Given records
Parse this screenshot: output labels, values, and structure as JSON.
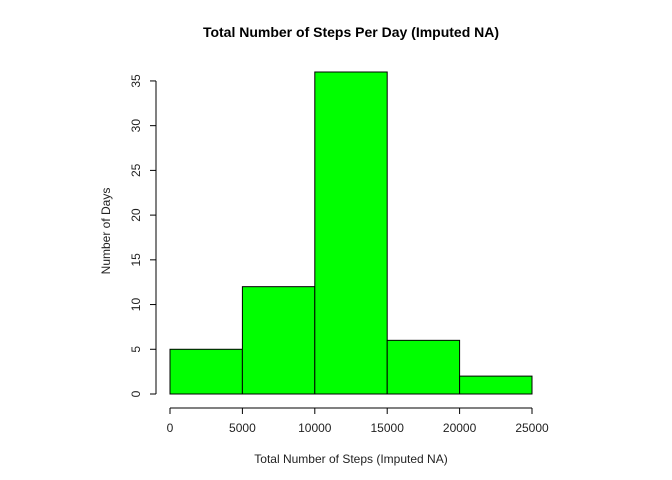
{
  "chart_data": {
    "type": "bar",
    "title": "Total Number of Steps Per Day (Imputed NA)",
    "xlabel": "Total Number of Steps (Imputed NA)",
    "ylabel": "Number of Days",
    "bins": [
      {
        "start": 0,
        "end": 5000,
        "count": 5
      },
      {
        "start": 5000,
        "end": 10000,
        "count": 12
      },
      {
        "start": 10000,
        "end": 15000,
        "count": 36
      },
      {
        "start": 15000,
        "end": 20000,
        "count": 6
      },
      {
        "start": 20000,
        "end": 25000,
        "count": 2
      }
    ],
    "xlim": [
      0,
      25000
    ],
    "ylim": [
      0,
      36
    ],
    "x_ticks": [
      "0",
      "5000",
      "10000",
      "15000",
      "20000",
      "25000"
    ],
    "y_ticks": [
      "0",
      "5",
      "10",
      "15",
      "20",
      "25",
      "30",
      "35"
    ],
    "bar_color": "#00ff00",
    "grid": false
  }
}
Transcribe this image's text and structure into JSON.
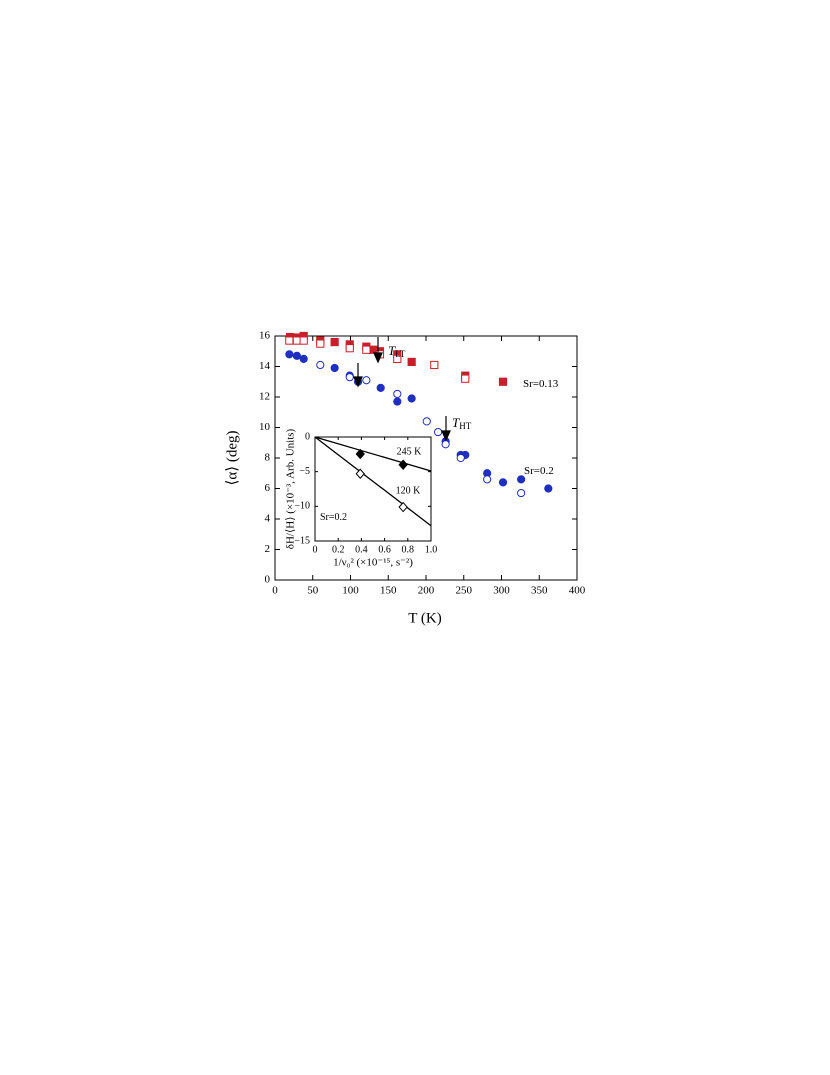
{
  "chart_data": [
    {
      "type": "scatter",
      "x_label": "T (K)",
      "y_label": "⟨α⟩ (deg)",
      "xlim": [
        0,
        400
      ],
      "xticks": [
        0,
        50,
        100,
        150,
        200,
        250,
        300,
        350,
        400
      ],
      "ylim": [
        0,
        16
      ],
      "yticks": [
        0,
        2,
        4,
        6,
        8,
        10,
        12,
        14,
        16
      ],
      "series": [
        {
          "color": "#c8202a",
          "marker": "square",
          "filled": true,
          "x": [
            20,
            29,
            38,
            60,
            79,
            99,
            121,
            130,
            139,
            162,
            181,
            252,
            302
          ],
          "y": [
            15.93,
            15.9,
            16.0,
            15.7,
            15.6,
            15.45,
            15.3,
            15.1,
            15.0,
            14.8,
            14.3,
            13.4,
            13.0
          ]
        },
        {
          "color": "#c8202a",
          "marker": "square",
          "filled": false,
          "x": [
            19,
            29,
            38,
            60,
            99,
            121,
            139,
            162,
            211,
            252
          ],
          "y": [
            15.7,
            15.7,
            15.7,
            15.5,
            15.2,
            15.1,
            14.8,
            14.5,
            14.1,
            13.2
          ]
        },
        {
          "color": "#1f2fbf",
          "marker": "circle",
          "filled": true,
          "x": [
            19,
            29,
            38,
            79,
            99,
            110,
            140,
            162,
            181,
            226,
            246,
            252,
            281,
            302,
            326,
            362
          ],
          "y": [
            14.8,
            14.7,
            14.5,
            13.9,
            13.4,
            13.0,
            12.6,
            11.7,
            11.9,
            9.1,
            8.2,
            8.2,
            7.0,
            6.4,
            6.6,
            6.0
          ]
        },
        {
          "color": "#1f2fbf",
          "marker": "circle",
          "filled": false,
          "x": [
            60,
            99,
            121,
            162,
            201,
            216,
            226,
            246,
            281,
            326
          ],
          "y": [
            14.1,
            13.3,
            13.1,
            12.2,
            10.4,
            9.7,
            8.9,
            8.0,
            6.6,
            5.7
          ]
        }
      ],
      "annotations": [
        {
          "text": "T",
          "sub": "LT"
        },
        {
          "text": "T",
          "sub": "HT"
        },
        {
          "text": "Sr=0.13"
        },
        {
          "text": "Sr=0.2"
        }
      ]
    },
    {
      "type": "scatter",
      "x_label": "1/ν₀² (×10⁻¹⁵, s⁻²)",
      "y_label": "δH/⟨H⟩ (×10⁻³, Arb. Units)",
      "xlim": [
        0,
        1.0
      ],
      "xticks": [
        0,
        0.2,
        0.4,
        0.6,
        0.8,
        {
          "value": 1.0,
          "label": "1.0"
        }
      ],
      "ylim": [
        -15,
        0
      ],
      "yticks": [
        0,
        {
          "value": -5,
          "label": "−5"
        },
        {
          "value": -10,
          "label": "−10"
        },
        {
          "value": -15,
          "label": "−15"
        }
      ],
      "series": [
        {
          "name": "245 K",
          "color": "#000000",
          "marker": "diamond",
          "filled": true,
          "x": [
            0.39,
            0.76
          ],
          "y": [
            -2.45,
            -4.0
          ],
          "fit_x": [
            0,
            1.0
          ],
          "fit_y": [
            0,
            -4.9
          ]
        },
        {
          "name": "120 K",
          "color": "#000000",
          "marker": "diamond",
          "filled": false,
          "x": [
            0.39,
            0.76
          ],
          "y": [
            -5.3,
            -10.1
          ],
          "fit_x": [
            0,
            1.0
          ],
          "fit_y": [
            0,
            -12.8
          ]
        }
      ],
      "annotations": [
        {
          "text": "Sr=0.2"
        }
      ]
    }
  ]
}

Task requirements
Respond with nothing but the number of lines in the entries that contain the string "Total".

Problem solution
2